Stored dataset items:
◇ ◇ ◇ ◇ ◇

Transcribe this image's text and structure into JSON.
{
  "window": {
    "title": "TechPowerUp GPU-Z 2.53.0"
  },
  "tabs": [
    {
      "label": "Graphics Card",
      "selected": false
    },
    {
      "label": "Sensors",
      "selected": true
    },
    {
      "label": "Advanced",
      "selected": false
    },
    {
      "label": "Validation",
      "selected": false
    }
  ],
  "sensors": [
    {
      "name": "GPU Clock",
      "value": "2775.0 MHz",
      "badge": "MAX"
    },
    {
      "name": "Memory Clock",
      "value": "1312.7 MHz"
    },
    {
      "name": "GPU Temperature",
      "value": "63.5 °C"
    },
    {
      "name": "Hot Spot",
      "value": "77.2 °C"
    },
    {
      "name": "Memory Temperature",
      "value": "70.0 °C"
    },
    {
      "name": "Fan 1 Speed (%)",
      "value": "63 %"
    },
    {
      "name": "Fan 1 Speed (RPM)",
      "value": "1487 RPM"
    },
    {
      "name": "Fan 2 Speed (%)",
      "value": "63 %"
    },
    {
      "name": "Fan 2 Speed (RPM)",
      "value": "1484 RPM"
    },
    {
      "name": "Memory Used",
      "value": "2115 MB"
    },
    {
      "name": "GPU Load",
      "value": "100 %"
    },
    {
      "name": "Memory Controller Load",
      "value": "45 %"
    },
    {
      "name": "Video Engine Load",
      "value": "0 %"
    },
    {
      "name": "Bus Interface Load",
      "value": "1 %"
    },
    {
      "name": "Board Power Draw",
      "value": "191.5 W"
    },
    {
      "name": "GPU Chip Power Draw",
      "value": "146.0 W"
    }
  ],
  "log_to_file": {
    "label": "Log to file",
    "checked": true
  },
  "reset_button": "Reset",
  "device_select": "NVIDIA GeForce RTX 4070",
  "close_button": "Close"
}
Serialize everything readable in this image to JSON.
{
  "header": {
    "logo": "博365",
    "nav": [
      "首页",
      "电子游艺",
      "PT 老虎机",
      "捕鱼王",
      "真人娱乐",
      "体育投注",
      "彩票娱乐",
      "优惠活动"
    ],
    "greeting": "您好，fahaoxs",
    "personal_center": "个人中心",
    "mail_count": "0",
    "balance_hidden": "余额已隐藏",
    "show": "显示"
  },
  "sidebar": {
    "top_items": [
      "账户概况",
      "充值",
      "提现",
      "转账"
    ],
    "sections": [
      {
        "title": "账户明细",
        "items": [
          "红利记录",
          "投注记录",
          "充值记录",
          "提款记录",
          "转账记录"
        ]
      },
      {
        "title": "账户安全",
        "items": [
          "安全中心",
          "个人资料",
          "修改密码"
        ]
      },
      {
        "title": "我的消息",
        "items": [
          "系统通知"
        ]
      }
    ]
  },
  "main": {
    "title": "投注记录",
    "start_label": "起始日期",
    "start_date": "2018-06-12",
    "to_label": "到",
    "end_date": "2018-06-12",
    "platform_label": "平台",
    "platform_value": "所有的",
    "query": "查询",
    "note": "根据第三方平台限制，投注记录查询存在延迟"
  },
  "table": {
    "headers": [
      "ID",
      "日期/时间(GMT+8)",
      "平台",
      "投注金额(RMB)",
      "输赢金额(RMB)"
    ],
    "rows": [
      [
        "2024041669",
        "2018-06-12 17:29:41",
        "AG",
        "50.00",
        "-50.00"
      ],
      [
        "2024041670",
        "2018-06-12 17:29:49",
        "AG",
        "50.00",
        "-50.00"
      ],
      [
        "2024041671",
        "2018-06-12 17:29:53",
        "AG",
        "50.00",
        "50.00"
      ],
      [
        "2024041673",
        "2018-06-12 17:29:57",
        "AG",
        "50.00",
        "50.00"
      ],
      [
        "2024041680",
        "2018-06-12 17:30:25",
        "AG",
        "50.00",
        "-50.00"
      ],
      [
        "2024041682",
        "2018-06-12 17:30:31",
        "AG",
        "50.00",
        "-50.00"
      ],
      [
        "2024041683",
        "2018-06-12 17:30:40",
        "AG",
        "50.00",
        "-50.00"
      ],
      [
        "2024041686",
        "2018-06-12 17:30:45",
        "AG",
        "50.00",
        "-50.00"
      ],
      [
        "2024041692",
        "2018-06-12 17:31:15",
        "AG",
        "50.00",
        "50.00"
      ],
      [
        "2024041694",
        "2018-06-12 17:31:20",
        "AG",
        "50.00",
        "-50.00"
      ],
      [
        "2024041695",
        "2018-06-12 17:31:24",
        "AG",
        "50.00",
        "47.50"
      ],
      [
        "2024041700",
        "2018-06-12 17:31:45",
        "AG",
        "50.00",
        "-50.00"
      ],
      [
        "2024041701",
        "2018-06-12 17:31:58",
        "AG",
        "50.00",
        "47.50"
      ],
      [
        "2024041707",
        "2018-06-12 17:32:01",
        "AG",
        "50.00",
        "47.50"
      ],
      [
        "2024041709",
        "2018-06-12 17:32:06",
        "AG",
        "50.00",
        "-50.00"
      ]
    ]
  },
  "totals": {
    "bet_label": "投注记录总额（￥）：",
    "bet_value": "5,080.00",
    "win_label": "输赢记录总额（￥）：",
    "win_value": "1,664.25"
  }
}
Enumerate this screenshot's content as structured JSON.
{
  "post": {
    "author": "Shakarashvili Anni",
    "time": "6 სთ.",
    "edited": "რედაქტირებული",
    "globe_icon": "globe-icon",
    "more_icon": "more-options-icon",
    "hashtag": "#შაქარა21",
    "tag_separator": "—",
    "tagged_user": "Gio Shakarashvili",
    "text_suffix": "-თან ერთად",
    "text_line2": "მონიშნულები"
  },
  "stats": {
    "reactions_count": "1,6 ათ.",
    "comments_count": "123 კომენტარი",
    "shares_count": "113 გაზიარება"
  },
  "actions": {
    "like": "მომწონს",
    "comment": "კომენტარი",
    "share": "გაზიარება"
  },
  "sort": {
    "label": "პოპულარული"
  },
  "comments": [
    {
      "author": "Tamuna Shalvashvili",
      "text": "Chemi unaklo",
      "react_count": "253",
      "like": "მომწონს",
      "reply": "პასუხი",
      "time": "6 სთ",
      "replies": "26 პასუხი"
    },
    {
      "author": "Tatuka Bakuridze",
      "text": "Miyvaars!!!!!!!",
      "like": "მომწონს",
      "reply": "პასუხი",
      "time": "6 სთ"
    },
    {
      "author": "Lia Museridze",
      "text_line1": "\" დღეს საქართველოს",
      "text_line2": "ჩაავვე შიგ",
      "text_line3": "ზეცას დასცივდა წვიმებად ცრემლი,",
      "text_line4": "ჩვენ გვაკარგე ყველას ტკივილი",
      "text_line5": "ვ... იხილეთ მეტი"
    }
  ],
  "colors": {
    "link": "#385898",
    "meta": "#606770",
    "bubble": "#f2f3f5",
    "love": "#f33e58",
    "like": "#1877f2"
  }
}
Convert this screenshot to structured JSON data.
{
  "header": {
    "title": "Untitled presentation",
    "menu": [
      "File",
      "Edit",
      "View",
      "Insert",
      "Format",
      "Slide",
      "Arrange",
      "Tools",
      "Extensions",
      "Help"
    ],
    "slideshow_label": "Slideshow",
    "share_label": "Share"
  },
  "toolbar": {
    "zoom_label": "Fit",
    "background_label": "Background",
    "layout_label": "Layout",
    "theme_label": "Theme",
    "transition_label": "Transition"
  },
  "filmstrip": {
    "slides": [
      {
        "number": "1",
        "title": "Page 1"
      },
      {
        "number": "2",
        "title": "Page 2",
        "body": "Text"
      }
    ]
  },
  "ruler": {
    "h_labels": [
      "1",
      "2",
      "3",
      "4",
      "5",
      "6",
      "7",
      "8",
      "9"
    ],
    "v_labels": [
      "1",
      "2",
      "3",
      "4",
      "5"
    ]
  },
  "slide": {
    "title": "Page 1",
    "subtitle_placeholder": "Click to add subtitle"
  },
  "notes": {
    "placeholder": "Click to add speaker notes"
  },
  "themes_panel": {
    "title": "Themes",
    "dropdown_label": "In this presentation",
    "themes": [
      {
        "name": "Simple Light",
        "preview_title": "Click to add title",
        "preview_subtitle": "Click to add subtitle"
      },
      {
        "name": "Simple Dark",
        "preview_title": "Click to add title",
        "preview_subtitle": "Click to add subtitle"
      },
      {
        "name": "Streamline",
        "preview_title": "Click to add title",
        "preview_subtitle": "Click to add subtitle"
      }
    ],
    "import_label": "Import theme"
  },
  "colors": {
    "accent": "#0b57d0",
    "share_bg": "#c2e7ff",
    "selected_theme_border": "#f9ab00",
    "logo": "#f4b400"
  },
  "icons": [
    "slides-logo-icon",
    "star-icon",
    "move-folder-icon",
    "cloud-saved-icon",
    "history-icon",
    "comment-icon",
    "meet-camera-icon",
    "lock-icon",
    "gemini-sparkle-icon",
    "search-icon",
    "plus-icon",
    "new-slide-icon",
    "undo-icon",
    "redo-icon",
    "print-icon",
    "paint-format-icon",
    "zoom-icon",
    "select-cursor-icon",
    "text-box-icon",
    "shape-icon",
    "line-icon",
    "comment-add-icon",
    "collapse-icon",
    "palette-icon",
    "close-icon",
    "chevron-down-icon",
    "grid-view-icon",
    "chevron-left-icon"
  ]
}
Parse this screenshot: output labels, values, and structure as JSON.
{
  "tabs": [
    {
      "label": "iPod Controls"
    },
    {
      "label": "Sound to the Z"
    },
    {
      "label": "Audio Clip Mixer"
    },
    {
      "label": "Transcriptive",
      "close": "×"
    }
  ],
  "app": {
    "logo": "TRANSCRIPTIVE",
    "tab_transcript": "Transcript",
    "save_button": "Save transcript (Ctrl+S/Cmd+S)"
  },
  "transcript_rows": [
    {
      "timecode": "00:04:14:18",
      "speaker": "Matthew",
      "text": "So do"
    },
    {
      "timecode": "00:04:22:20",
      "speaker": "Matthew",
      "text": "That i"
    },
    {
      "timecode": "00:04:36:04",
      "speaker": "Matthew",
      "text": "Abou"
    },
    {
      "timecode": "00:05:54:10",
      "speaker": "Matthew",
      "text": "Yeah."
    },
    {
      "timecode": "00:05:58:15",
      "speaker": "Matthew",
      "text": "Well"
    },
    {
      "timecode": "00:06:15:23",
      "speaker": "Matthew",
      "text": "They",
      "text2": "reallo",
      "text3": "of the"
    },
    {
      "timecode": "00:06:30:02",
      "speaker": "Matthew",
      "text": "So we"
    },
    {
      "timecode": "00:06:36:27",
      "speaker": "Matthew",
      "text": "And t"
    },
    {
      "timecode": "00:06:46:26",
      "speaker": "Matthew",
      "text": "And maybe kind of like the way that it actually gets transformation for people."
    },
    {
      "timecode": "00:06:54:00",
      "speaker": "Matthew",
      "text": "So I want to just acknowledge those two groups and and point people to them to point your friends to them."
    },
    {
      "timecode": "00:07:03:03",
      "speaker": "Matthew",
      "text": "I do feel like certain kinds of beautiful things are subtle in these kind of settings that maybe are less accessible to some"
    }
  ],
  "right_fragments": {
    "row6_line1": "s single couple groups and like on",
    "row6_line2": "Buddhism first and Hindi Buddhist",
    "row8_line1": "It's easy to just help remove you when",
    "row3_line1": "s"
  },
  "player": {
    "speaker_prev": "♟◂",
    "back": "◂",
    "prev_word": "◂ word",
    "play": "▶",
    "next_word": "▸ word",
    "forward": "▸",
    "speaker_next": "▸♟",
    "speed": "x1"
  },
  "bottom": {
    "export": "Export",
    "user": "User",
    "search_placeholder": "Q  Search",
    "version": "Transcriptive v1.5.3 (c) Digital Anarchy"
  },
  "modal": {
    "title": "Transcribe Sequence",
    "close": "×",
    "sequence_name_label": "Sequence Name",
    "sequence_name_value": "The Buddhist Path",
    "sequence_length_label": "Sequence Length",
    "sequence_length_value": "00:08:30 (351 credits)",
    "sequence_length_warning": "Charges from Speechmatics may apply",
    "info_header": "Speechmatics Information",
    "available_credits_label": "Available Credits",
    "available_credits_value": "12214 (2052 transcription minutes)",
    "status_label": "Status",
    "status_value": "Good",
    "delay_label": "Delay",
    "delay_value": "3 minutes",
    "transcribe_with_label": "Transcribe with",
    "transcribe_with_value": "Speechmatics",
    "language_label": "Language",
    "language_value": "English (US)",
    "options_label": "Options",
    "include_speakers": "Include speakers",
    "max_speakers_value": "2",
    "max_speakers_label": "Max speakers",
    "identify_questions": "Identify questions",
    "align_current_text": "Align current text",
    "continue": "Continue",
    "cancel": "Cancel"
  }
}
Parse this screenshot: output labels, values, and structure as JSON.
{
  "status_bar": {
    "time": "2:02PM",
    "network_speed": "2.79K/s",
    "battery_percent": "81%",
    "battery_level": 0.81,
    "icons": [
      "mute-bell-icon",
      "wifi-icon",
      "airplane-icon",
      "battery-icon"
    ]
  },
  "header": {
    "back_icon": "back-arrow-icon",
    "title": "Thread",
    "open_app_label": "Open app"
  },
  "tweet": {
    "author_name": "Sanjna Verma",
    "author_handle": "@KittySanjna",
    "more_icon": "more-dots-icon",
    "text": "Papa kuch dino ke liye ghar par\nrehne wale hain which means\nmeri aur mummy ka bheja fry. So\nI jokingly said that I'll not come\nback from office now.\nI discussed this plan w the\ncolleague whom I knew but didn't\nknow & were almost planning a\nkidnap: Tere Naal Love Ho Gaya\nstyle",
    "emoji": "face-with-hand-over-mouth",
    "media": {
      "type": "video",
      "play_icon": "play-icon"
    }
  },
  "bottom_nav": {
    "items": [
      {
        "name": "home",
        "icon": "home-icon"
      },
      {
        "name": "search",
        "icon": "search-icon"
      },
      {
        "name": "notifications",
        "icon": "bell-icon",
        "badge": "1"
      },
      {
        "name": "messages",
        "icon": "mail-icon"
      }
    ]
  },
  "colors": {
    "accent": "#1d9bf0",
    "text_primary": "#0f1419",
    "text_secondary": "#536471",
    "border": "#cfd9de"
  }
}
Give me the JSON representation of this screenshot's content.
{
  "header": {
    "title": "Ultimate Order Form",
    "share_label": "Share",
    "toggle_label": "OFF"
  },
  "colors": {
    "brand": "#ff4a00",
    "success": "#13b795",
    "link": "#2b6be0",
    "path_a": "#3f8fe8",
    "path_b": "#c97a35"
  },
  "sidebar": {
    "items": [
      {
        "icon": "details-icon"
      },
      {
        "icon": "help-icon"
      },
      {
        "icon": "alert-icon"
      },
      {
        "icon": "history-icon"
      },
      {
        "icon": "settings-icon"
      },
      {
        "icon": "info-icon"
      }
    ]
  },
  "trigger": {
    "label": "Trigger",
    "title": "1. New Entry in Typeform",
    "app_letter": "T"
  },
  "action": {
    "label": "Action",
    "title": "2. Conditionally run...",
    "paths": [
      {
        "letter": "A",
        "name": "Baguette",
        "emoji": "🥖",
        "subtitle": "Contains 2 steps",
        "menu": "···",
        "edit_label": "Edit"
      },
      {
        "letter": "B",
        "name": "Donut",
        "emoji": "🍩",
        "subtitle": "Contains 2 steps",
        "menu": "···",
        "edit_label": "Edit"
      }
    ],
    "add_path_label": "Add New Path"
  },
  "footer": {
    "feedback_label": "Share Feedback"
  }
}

◇ ◇ ◇ ◇ ◇

__Your instructions__:
Every line that holds the string "minutes" should be returned.

__Task solution__:
    "available_credits_value": "12214 (2052 transcription minutes)",
    "delay_value": "3 minutes",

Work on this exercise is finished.